◆ Goal
Identify every line in the items below that contains the word "side", and copy each such line in full.

◆ Material provided

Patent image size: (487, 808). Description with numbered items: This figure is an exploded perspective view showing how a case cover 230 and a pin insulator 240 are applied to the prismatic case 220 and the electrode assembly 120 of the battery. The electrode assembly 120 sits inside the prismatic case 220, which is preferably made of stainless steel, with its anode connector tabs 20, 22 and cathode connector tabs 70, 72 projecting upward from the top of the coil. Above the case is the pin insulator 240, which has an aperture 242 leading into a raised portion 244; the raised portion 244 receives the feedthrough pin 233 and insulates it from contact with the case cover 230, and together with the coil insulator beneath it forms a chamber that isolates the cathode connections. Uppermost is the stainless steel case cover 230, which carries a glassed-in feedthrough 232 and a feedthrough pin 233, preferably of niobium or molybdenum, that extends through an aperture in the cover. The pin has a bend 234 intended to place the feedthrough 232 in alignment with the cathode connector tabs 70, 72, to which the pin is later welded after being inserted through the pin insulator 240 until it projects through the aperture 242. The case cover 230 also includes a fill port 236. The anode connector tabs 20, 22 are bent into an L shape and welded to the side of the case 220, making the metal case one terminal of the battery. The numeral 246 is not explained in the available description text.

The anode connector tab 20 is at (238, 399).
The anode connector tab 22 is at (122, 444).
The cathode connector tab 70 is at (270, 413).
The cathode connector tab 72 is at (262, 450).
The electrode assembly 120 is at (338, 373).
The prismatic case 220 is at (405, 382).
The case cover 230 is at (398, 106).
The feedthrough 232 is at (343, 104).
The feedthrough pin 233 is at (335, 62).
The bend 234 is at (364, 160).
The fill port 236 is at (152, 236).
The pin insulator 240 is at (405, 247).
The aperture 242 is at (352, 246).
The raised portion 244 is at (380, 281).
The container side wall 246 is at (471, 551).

◆ Solution
Patent image size: (487, 808). Description with numbered items: This figure is an exploded perspective view showing how a case cover 230 and a pin insulator 240 are applied to the prismatic case 220 and the electrode assembly 120 of the battery. The electrode assembly 120 sits inside the prismatic case 220, which is preferably made of stainless steel, with its anode connector tabs 20, 22 and cathode connector tabs 70, 72 projecting upward from the top of the coil. Above the case is the pin insulator 240, which has an aperture 242 leading into a raised portion 244; the raised portion 244 receives the feedthrough pin 233 and insulates it from contact with the case cover 230, and together with the coil insulator beneath it forms a chamber that isolates the cathode connections. Uppermost is the stainless steel case cover 230, which carries a glassed-in feedthrough 232 and a feedthrough pin 233, preferably of niobium or molybdenum, that extends through an aperture in the cover. The pin has a bend 234 intended to place the feedthrough 232 in alignment with the cathode connector tabs 70, 72, to which the pin is later welded after being inserted through the pin insulator 240 until it projects through the aperture 242. The case cover 230 also includes a fill port 236. The anode connector tabs 20, 22 are bent into an L shape and welded to the side of the case 220, making the metal case one terminal of the battery. The numeral 246 is not explained in the available description text.
The container side wall 246 is at (471, 551).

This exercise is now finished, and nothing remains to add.